## [Written instruction]
All of the material below is to be restated word for word, apart from the pictures.

►

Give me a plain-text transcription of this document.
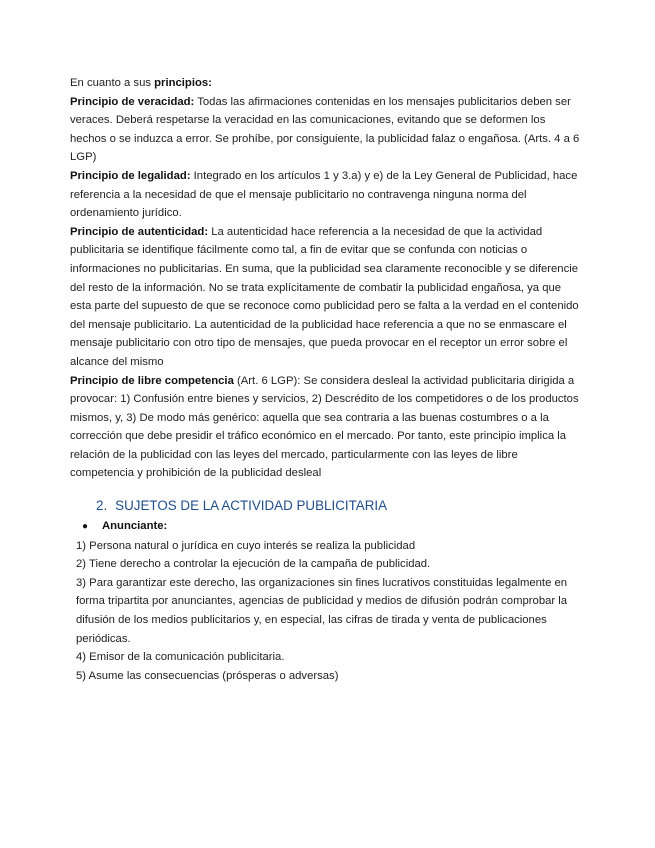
En cuanto a sus principios:

Principio de veracidad: Todas las afirmaciones contenidas en los mensajes publicitarios deben ser veraces. Deberá respetarse la veracidad en las comunicaciones, evitando que se deformen los hechos o se induzca a error. Se prohíbe, por consiguiente, la publicidad falaz o engañosa. (Arts. 4 a 6 LGP)

Principio de legalidad: Integrado en los artículos 1 y 3.a) y e) de la Ley General de Publicidad, hace referencia a la necesidad de que el mensaje publicitario no contravenga ninguna norma del ordenamiento jurídico.

Principio de autenticidad: La autenticidad hace referencia a la necesidad de que la actividad publicitaria se identifique fácilmente como tal, a fin de evitar que se confunda con noticias o informaciones no publicitarias. En suma, que la publicidad sea claramente reconocible y se diferencie del resto de la información. No se trata explícitamente de combatir la publicidad engañosa, ya que esta parte del supuesto de que se reconoce como publicidad pero se falta a la verdad en el contenido del mensaje publicitario. La autenticidad de la publicidad hace referencia a que no se enmascare el mensaje publicitario con otro tipo de mensajes, que pueda provocar en el receptor un error sobre el alcance del mismo

Principio de libre competencia (Art. 6 LGP): Se considera desleal la actividad publicitaria dirigida a provocar: 1) Confusión entre bienes y servicios, 2) Descrédito de los competidores o de los productos mismos, y, 3) De modo más genérico: aquella que sea contraria a las buenas costumbres o a la corrección que debe presidir el tráfico económico en el mercado. Por tanto, este principio implica la relación de la publicidad con las leyes del mercado, particularmente con las leyes de libre competencia y prohibición de la publicidad desleal

2. SUJETOS DE LA ACTIVIDAD PUBLICITARIA
● Anunciante:
1) Persona natural o jurídica en cuyo interés se realiza la publicidad
2) Tiene derecho a controlar la ejecución de la campaña de publicidad.
3) Para garantizar este derecho, las organizaciones sin fines lucrativos constituidas legalmente en forma tripartita por anunciantes, agencias de publicidad y medios de difusión podrán comprobar la difusión de los medios publicitarios y, en especial, las cifras de tirada y venta de publicaciones periódicas.
4) Emisor de la comunicación publicitaria.
5) Asume las consecuencias (prósperas o adversas)
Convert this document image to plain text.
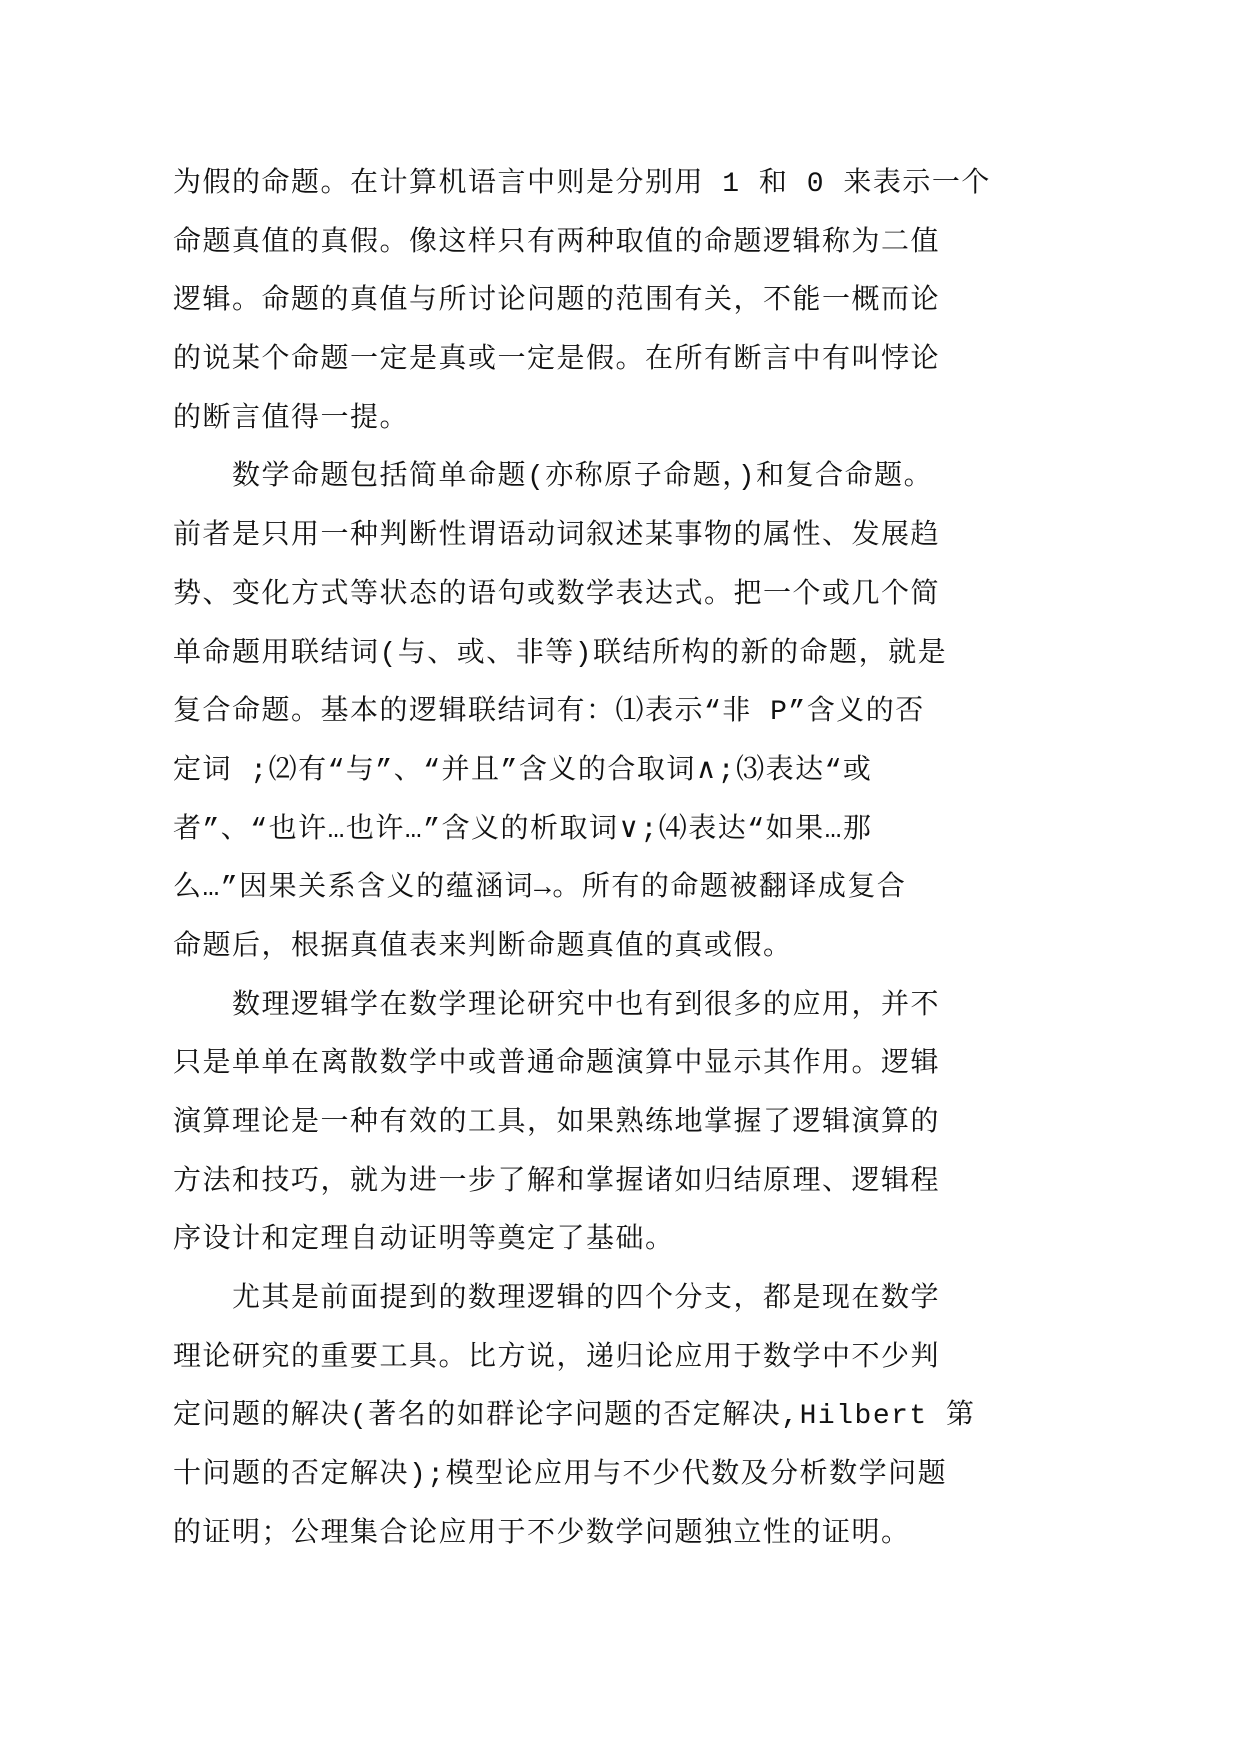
为假的命题。在计算机语言中则是分别用 1 和 0 来表示一个
命题真值的真假。像这样只有两种取值的命题逻辑称为二值
逻辑。命题的真值与所讨论问题的范围有关，不能一概而论
的说某个命题一定是真或一定是假。在所有断言中有叫悖论
的断言值得一提。
数学命题包括简单命题(亦称原子命题，)和复合命题。
前者是只用一种判断性谓语动词叙述某事物的属性、发展趋
势、变化方式等状态的语句或数学表达式。把一个或几个简
单命题用联结词(与、或、非等)联结所构的新的命题，就是
复合命题。基本的逻辑联结词有：⑴表示“非 P”含义的否
定词 ;⑵有“与”、“并且”含义的合取词∧;⑶表达“或
者”、“也许…也许…”含义的析取词∨;⑷表达“如果…那
么…”因果关系含义的蕴涵词→。所有的命题被翻译成复合
命题后，根据真值表来判断命题真值的真或假。
数理逻辑学在数学理论研究中也有到很多的应用，并不
只是单单在离散数学中或普通命题演算中显示其作用。逻辑
演算理论是一种有效的工具，如果熟练地掌握了逻辑演算的
方法和技巧，就为进一步了解和掌握诸如归结原理、逻辑程
序设计和定理自动证明等奠定了基础。
尤其是前面提到的数理逻辑的四个分支，都是现在数学
理论研究的重要工具。比方说，递归论应用于数学中不少判
定问题的解决(著名的如群论字问题的否定解决,Hilbert 第
十问题的否定解决);模型论应用与不少代数及分析数学问题
的证明；公理集合论应用于不少数学问题独立性的证明。
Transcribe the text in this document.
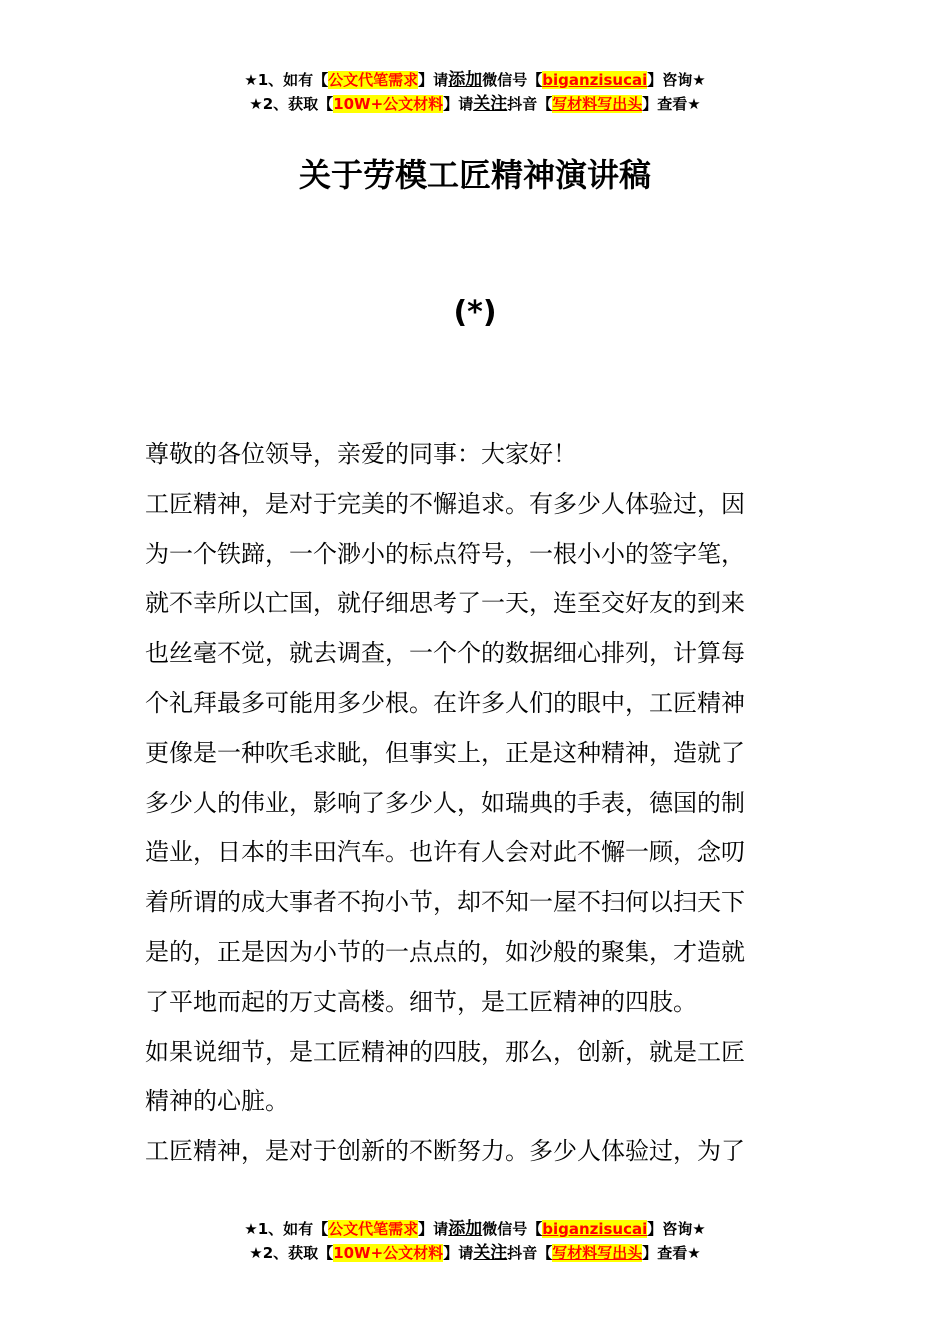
★1、如有【公文代笔需求】请添加微信号【biganzisucai】咨询★
★2、获取【10W+公文材料】请关注抖音【写材料写出头】查看★
关于劳模工匠精神演讲稿
(*)
尊敬的各位领导，亲爱的同事：大家好！
工匠精神，是对于完美的不懈追求。有多少人体验过，因
为一个铁蹄，一个渺小的标点符号，一根小小的签字笔，
就不幸所以亡国，就仔细思考了一天，连至交好友的到来
也丝毫不觉，就去调查，一个个的数据细心排列，计算每
个礼拜最多可能用多少根。在许多人们的眼中，工匠精神
更像是一种吹毛求眦，但事实上，正是这种精神，造就了
多少人的伟业，影响了多少人，如瑞典的手表，德国的制
造业，日本的丰田汽车。也许有人会对此不懈一顾，念叨
着所谓的成大事者不拘小节，却不知一屋不扫何以扫天下
是的，正是因为小节的一点点的，如沙般的聚集，才造就
了平地而起的万丈高楼。细节，是工匠精神的四肢。
如果说细节，是工匠精神的四肢，那么，创新，就是工匠
精神的心脏。
工匠精神，是对于创新的不断努力。多少人体验过，为了
★1、如有【公文代笔需求】请添加微信号【biganzisucai】咨询★
★2、获取【10W+公文材料】请关注抖音【写材料写出头】查看★
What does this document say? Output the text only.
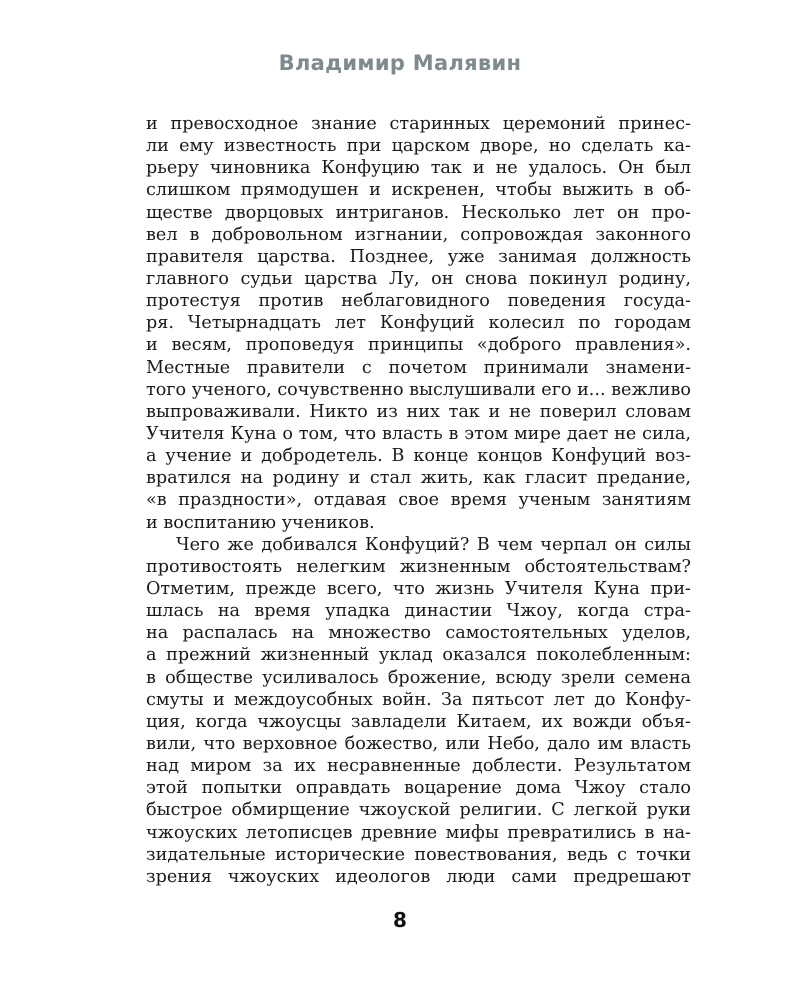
Владимир Малявин
и превосходное знание старинных церемоний принес-
ли ему известность при царском дворе, но сделать ка-
рьеру чиновника Конфуцию так и не удалось. Он был
слишком прямодушен и искренен, чтобы выжить в об-
ществе дворцовых интриганов. Несколько лет он про-
вел в добровольном изгнании, сопровождая законного
правителя царства. Позднее, уже занимая должность
главного судьи царства Лу, он снова покинул родину,
протестуя против неблаговидного поведения госуда-
ря. Четырнадцать лет Конфуций колесил по городам
и весям, проповедуя принципы «доброго правления».
Местные правители с почетом принимали знамени-
того ученого, сочувственно выслушивали его и... вежливо
выпроваживали. Никто из них так и не поверил словам
Учителя Куна о том, что власть в этом мире дает не сила,
а учение и добродетель. В конце концов Конфуций воз-
вратился на родину и стал жить, как гласит предание,
«в праздности», отдавая свое время ученым занятиям
и воспитанию учеников.
Чего же добивался Конфуций? В чем черпал он силы
противостоять нелегким жизненным обстоятельствам?
Отметим, прежде всего, что жизнь Учителя Куна при-
шлась на время упадка династии Чжоу, когда стра-
на распалась на множество самостоятельных уделов,
а прежний жизненный уклад оказался поколебленным:
в обществе усиливалось брожение, всюду зрели семена
смуты и междоусобных войн. За пятьсот лет до Конфу-
ция, когда чжоусцы завладели Китаем, их вожди объя-
вили, что верховное божество, или Небо, дало им власть
над миром за их несравненные доблести. Результатом
этой попытки оправдать воцарение дома Чжоу стало
быстрое обмирщение чжоуской религии. С легкой руки
чжоуских летописцев древние мифы превратились в на-
зидательные исторические повествования, ведь с точки
зрения чжоуских идеологов люди сами предрешают
8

◄

## [Result]
Give me a plain-text transcription of this document.
En cuanto a sus principios:

Principio de veracidad: Todas las afirmaciones contenidas en los mensajes publicitarios deben ser veraces. Deberá respetarse la veracidad en las comunicaciones, evitando que se deformen los hechos o se induzca a error. Se prohíbe, por consiguiente, la publicidad falaz o engañosa. (Arts. 4 a 6 LGP)

Principio de legalidad: Integrado en los artículos 1 y 3.a) y e) de la Ley General de Publicidad, hace referencia a la necesidad de que el mensaje publicitario no contravenga ninguna norma del ordenamiento jurídico.

Principio de autenticidad: La autenticidad hace referencia a la necesidad de que la actividad publicitaria se identifique fácilmente como tal, a fin de evitar que se confunda con noticias o informaciones no publicitarias. En suma, que la publicidad sea claramente reconocible y se diferencie del resto de la información. No se trata explícitamente de combatir la publicidad engañosa, ya que esta parte del supuesto de que se reconoce como publicidad pero se falta a la verdad en el contenido del mensaje publicitario. La autenticidad de la publicidad hace referencia a que no se enmascare el mensaje publicitario con otro tipo de mensajes, que pueda provocar en el receptor un error sobre el alcance del mismo

Principio de libre competencia (Art. 6 LGP): Se considera desleal la actividad publicitaria dirigida a provocar: 1) Confusión entre bienes y servicios, 2) Descrédito de los competidores o de los productos mismos, y, 3) De modo más genérico: aquella que sea contraria a las buenas costumbres o a la corrección que debe presidir el tráfico económico en el mercado. Por tanto, este principio implica la relación de la publicidad con las leyes del mercado, particularmente con las leyes de libre competencia y prohibición de la publicidad desleal

2. SUJETOS DE LA ACTIVIDAD PUBLICITARIA
● Anunciante:
1) Persona natural o jurídica en cuyo interés se realiza la publicidad
2) Tiene derecho a controlar la ejecución de la campaña de publicidad.
3) Para garantizar este derecho, las organizaciones sin fines lucrativos constituidas legalmente en forma tripartita por anunciantes, agencias de publicidad y medios de difusión podrán comprobar la difusión de los medios publicitarios y, en especial, las cifras de tirada y venta de publicaciones periódicas.
4) Emisor de la comunicación publicitaria.
5) Asume las consecuencias (prósperas o adversas)
Convert this document image to plain text.
为假的命题。在计算机语言中则是分别用 1 和 0 来表示一个
命题真值的真假。像这样只有两种取值的命题逻辑称为二值
逻辑。命题的真值与所讨论问题的范围有关，不能一概而论
的说某个命题一定是真或一定是假。在所有断言中有叫悖论
的断言值得一提。
数学命题包括简单命题(亦称原子命题，)和复合命题。
前者是只用一种判断性谓语动词叙述某事物的属性、发展趋
势、变化方式等状态的语句或数学表达式。把一个或几个简
单命题用联结词(与、或、非等)联结所构的新的命题，就是
复合命题。基本的逻辑联结词有：⑴表示“非 P”含义的否
定词 ;⑵有“与”、“并且”含义的合取词∧;⑶表达“或
者”、“也许…也许…”含义的析取词∨;⑷表达“如果…那
么…”因果关系含义的蕴涵词→。所有的命题被翻译成复合
命题后，根据真值表来判断命题真值的真或假。
数理逻辑学在数学理论研究中也有到很多的应用，并不
只是单单在离散数学中或普通命题演算中显示其作用。逻辑
演算理论是一种有效的工具，如果熟练地掌握了逻辑演算的
方法和技巧，就为进一步了解和掌握诸如归结原理、逻辑程
序设计和定理自动证明等奠定了基础。
尤其是前面提到的数理逻辑的四个分支，都是现在数学
理论研究的重要工具。比方说，递归论应用于数学中不少判
定问题的解决(著名的如群论字问题的否定解决,Hilbert 第
十问题的否定解决);模型论应用与不少代数及分析数学问题
的证明；公理集合论应用于不少数学问题独立性的证明。
Transcribe the text in this document.
★1、如有【公文代笔需求】请添加微信号【biganzisucai】咨询★
★2、获取【10W+公文材料】请关注抖音【写材料写出头】查看★
关于劳模工匠精神演讲稿
(*)
尊敬的各位领导，亲爱的同事：大家好！
工匠精神，是对于完美的不懈追求。有多少人体验过，因
为一个铁蹄，一个渺小的标点符号，一根小小的签字笔，
就不幸所以亡国，就仔细思考了一天，连至交好友的到来
也丝毫不觉，就去调查，一个个的数据细心排列，计算每
个礼拜最多可能用多少根。在许多人们的眼中，工匠精神
更像是一种吹毛求眦，但事实上，正是这种精神，造就了
多少人的伟业，影响了多少人，如瑞典的手表，德国的制
造业，日本的丰田汽车。也许有人会对此不懈一顾，念叨
着所谓的成大事者不拘小节，却不知一屋不扫何以扫天下
是的，正是因为小节的一点点的，如沙般的聚集，才造就
了平地而起的万丈高楼。细节，是工匠精神的四肢。
如果说细节，是工匠精神的四肢，那么，创新，就是工匠
精神的心脏。
工匠精神，是对于创新的不断努力。多少人体验过，为了
★1、如有【公文代笔需求】请添加微信号【biganzisucai】咨询★
★2、获取【10W+公文材料】请关注抖音【写材料写出头】查看★
What does this document say? Output the text only.
Владимир Малявин
и превосходное знание старинных церемоний принес-
ли ему известность при царском дворе, но сделать ка-
рьеру чиновника Конфуцию так и не удалось. Он был
слишком прямодушен и искренен, чтобы выжить в об-
ществе дворцовых интриганов. Несколько лет он про-
вел в добровольном изгнании, сопровождая законного
правителя царства. Позднее, уже занимая должность
главного судьи царства Лу, он снова покинул родину,
протестуя против неблаговидного поведения госуда-
ря. Четырнадцать лет Конфуций колесил по городам
и весям, проповедуя принципы «доброго правления».
Местные правители с почетом принимали знамени-
того ученого, сочувственно выслушивали его и... вежливо
выпроваживали. Никто из них так и не поверил словам
Учителя Куна о том, что власть в этом мире дает не сила,
а учение и добродетель. В конце концов Конфуций воз-
вратился на родину и стал жить, как гласит предание,
«в праздности», отдавая свое время ученым занятиям
и воспитанию учеников.
Чего же добивался Конфуций? В чем черпал он силы
противостоять нелегким жизненным обстоятельствам?
Отметим, прежде всего, что жизнь Учителя Куна при-
шлась на время упадка династии Чжоу, когда стра-
на распалась на множество самостоятельных уделов,
а прежний жизненный уклад оказался поколебленным:
в обществе усиливалось брожение, всюду зрели семена
смуты и междоусобных войн. За пятьсот лет до Конфу-
ция, когда чжоусцы завладели Китаем, их вожди объя-
вили, что верховное божество, или Небо, дало им власть
над миром за их несравненные доблести. Результатом
этой попытки оправдать воцарение дома Чжоу стало
быстрое обмирщение чжоуской религии. С легкой руки
чжоуских летописцев древние мифы превратились в на-
зидательные исторические повествования, ведь с точки
зрения чжоуских идеологов люди сами предрешают
8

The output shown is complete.